Der Schleier des Nichtwissens; Bob Dylans lyrische Prophetie (i.p.)

Ein guter Redner zeichnet sich auch dadurch aus, dass er sein Thema auf den Punkt zu bringen vermag. Er will in den meisten Fällen Einverständnis zwischen sich und dem Publikum herstellen, man kann auch sagen "etwas auf den Punkt bringen", obwohl doch Wirklichkeit meist zwielichtiger, komplexer und widersprüchlicher ist, als wir sie gerne hätten. Dennoch ist es wichtig jener vieldeutigen Wirklichkeit voller Aporien und Widersprüche tragfähige Konzepte gegenübergestellen zu stellen, die den Anspruch an sich selbst haben müssen, "Wirklichkeit abzubilden" um ihr jene "Zerrissenheit" auszutreiben, die sonst weder konsensfähig noch erstrebenswert wäre. Aber wie verhält es sich nun mit der Wahrheit in Zusammenhang mit der hervorgerufenn Wirklichkeit?
+ + + + +
### AUFGABEN
a: Beantworte zum Text über Bob Dylan diese Fragen:
(i) Wodurch zeichnet sich ein guter Redner auch aus?
(ii) Was will ein Redner in den meisten Fällen zwischen sich und dem Publikum herstellen?
(iii) Wie ist die Wirklichkeit meist, verglichen damit, wie wir sie gerne hätten?
b: Schreib den Text über Bob Dylan ab der Stelle weiter, an der er aufhört.
+ + + + +
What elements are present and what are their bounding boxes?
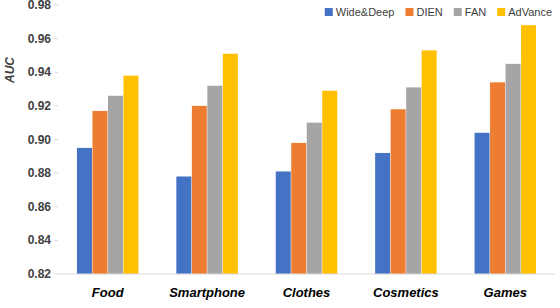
bars xyxy=(77,25,536,274)
x-tick-label: Cosmetics xyxy=(373,285,439,300)
y-tick xyxy=(54,240,58,241)
y-tick-label: 0.96 xyxy=(28,32,52,46)
y-tick-label: 0.92 xyxy=(28,99,52,113)
bar xyxy=(223,54,238,274)
chart: 0.82 0.84 0.86 0.88 0.90 0.92 0.94 0.96 0.98 AUC F… xyxy=(0,0,560,308)
y-tick xyxy=(54,206,58,207)
y-tick-label: 0.86 xyxy=(28,200,52,214)
legend: Wide&Deep DIEN FAN AdVance xyxy=(325,6,552,18)
bar xyxy=(108,96,123,274)
x-tick-label: Food xyxy=(92,285,125,300)
y-tick-label: 0.90 xyxy=(28,133,52,147)
bar xyxy=(521,25,536,274)
bar xyxy=(92,111,107,274)
legend-label: FAN xyxy=(465,6,486,18)
bar xyxy=(77,148,92,274)
x-tick-label: Smartphone xyxy=(169,285,245,300)
bar xyxy=(123,76,138,274)
x-tick-label: Games xyxy=(484,285,527,300)
bar xyxy=(391,109,406,274)
bar xyxy=(322,91,337,274)
bar xyxy=(406,87,421,274)
y-tick xyxy=(54,5,58,6)
legend-swatch xyxy=(405,8,413,16)
bar xyxy=(192,106,207,274)
legend-label: Wide&Deep xyxy=(336,6,395,18)
legend-swatch xyxy=(497,8,505,16)
x-axis xyxy=(58,274,555,275)
y-tick xyxy=(54,38,58,39)
bar xyxy=(475,133,490,274)
legend-swatch xyxy=(454,8,462,16)
y-tick xyxy=(54,139,58,140)
y-tick-label: 0.94 xyxy=(28,65,52,79)
bar xyxy=(375,153,390,274)
y-tick xyxy=(54,105,58,106)
y-tick-label: 0.88 xyxy=(28,166,52,180)
y-tick xyxy=(54,72,58,73)
bar xyxy=(307,123,322,274)
y-axis-label: AUC xyxy=(3,57,17,84)
legend-label: DIEN xyxy=(416,6,442,18)
bar xyxy=(276,171,291,274)
bar xyxy=(422,50,437,274)
legend-swatch xyxy=(325,8,333,16)
y-tick xyxy=(54,274,58,275)
y-tick xyxy=(54,173,58,174)
legend-label: AdVance xyxy=(508,6,552,18)
bar xyxy=(490,82,505,274)
bar xyxy=(291,143,306,274)
bar xyxy=(207,86,222,274)
y-tick-label: 0.82 xyxy=(28,267,52,281)
y-tick-label: 0.98 xyxy=(28,0,52,12)
y-tick-label: 0.84 xyxy=(28,233,52,247)
x-tick-label: Clothes xyxy=(283,285,331,300)
bar xyxy=(176,176,191,274)
bar xyxy=(506,64,521,274)
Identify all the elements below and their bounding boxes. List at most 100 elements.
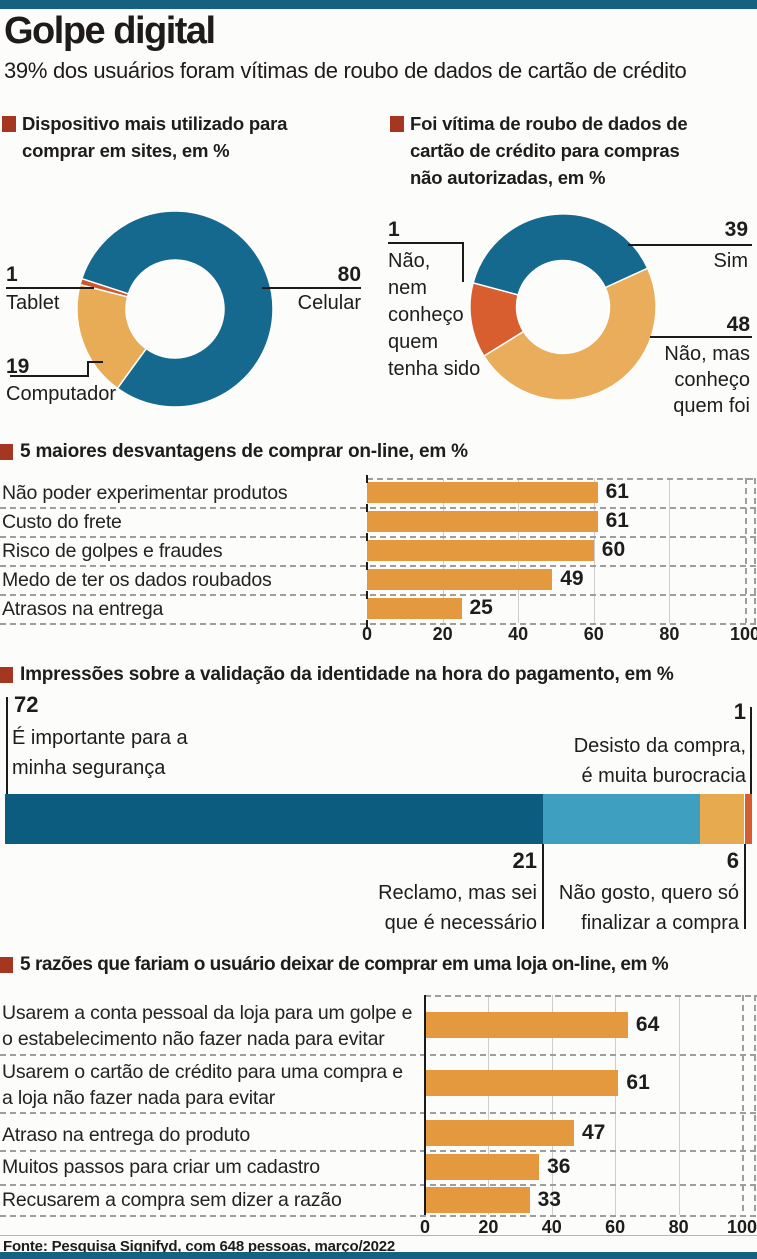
+ + + + +
### ANTWORTEN
a:
(i) Er vermag sein Thema auf den Punkt zu bringen.
(ii) Einverständnis.
(iii) Zwielichtiger, komplexer und widersprüchlicher.

b:
Wahrheit und Erkenntnis

Wenn nun ein Redner sein Publikum dazu auffordert, sich seiner Betrachtung anzuschließen und (zum Thema) Einverständnis herzustellen, so bleibt meist der Wahrheitsgehalt "unterkomplex", weil die Wirklichkeit, um die es geht, aus einer (geschlossenen) "Argumentationslinie" stammt. Komplex wird Wahrheit dann erst, wenn zwei "Wirklichkeiten" aufeinanderprallen. Und zwar "Wirklichkeiten", die zuvor noch nicht einer genauen Abwägung unterzogen wurden, worin Einigkeit herrschen soll. Jedes weitere Argument erhöht dabei die Komplexität um ein Vielfaches. Die Wirklichkeit, um die es hier geht, ist nicht jene Formel einer klar umrissenen, definierbaren mathematischen Gleichung, nach der Prozesse verlaufen, die jeweils nur innerhalb ihrer strengen Definition untersucht werden. Sondern um die "Welt" der sinnlichen Wahrnehmung, der phänomenologischen Natur ihrer ganzheitlichen Erscheinung individueller Erfahrung, die den Nächsten "mit-geteilt" werden soll.

Im Folgenden soll hier ein Blick geworfen werden, (1.1) warum Wahrheit dem in singulärer Anschauung gefangenen Individuum nicht zugänglich sein kann und selbst für ihn allein aufs eigene Selbst bezogen banal und unwirklich erscheinen muss, dann (1.2) wird der Versuch unternommen zu begründen, warum alle Erkenntnis, die Wahrheitsaspekte "für sich allein" betrachtet, an sich nichtig sein dürfte. Wie eine Art Konsens aus beiden Gegankengänge wird schließlich ein notwendiger "Weg zurück" (1.3) vorgeschlagen, der Aporien und Widersprüche, wie zum Beispiel gesellschaftstheoretischer Utopien, die zur Durchsetzung dieser eingeführt wurden, erneut in den Fokus ihrer Betrachtung nimmt. Der Weg führt zurück hinter den "Schleier des Nichtwissens".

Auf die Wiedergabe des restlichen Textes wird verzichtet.